Entries from a dataset:
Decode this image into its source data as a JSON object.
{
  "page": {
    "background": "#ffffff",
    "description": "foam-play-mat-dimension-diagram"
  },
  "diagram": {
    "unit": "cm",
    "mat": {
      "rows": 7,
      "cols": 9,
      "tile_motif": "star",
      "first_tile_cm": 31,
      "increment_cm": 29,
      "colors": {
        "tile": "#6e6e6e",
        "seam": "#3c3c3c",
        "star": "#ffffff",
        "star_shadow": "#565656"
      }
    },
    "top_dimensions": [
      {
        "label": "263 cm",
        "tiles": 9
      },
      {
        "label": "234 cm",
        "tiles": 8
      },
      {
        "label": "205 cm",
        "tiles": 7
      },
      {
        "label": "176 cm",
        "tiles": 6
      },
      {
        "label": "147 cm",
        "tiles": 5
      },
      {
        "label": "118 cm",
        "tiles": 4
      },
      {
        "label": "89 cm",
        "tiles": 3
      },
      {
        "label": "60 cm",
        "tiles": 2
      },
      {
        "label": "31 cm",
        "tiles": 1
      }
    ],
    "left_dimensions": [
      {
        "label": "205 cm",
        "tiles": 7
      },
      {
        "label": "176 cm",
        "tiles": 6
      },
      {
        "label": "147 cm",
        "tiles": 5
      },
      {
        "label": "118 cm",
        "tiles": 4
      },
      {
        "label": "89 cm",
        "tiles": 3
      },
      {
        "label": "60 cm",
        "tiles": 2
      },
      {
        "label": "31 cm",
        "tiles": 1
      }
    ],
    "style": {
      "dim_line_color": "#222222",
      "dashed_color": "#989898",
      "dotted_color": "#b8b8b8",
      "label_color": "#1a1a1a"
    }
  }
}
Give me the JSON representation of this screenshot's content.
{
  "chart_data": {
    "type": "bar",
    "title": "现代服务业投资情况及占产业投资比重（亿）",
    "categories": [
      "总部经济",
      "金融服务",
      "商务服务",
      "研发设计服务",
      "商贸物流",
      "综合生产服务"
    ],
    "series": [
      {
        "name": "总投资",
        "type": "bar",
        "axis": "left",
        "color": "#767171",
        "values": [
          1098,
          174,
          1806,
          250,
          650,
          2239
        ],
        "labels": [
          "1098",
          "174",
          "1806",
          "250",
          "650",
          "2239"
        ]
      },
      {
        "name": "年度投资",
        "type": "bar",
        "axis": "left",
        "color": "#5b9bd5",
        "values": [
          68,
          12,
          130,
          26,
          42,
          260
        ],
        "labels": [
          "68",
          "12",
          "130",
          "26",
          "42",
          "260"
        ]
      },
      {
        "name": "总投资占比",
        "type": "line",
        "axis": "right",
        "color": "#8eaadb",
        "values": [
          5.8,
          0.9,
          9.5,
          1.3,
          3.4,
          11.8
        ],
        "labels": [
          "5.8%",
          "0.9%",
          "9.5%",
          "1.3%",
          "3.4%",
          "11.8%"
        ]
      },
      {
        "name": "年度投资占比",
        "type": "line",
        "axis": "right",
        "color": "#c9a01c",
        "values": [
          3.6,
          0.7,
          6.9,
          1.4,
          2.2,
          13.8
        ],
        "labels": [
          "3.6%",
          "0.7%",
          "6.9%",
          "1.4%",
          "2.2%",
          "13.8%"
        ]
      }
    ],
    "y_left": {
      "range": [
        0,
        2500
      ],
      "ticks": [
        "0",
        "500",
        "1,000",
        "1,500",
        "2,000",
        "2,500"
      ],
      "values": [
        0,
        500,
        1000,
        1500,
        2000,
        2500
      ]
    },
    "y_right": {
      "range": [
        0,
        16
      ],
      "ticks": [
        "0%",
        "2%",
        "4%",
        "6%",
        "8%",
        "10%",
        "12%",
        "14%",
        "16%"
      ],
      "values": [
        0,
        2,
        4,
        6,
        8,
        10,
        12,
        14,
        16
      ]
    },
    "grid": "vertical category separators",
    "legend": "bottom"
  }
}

> [GIVEN TASK] Isolate each line of the listing above that includes "this". Copy it.

> [EXPECTED ANSWER]
Decode this image into its source data as a JSON object.
Give me the JSON representation of this screenshot's content.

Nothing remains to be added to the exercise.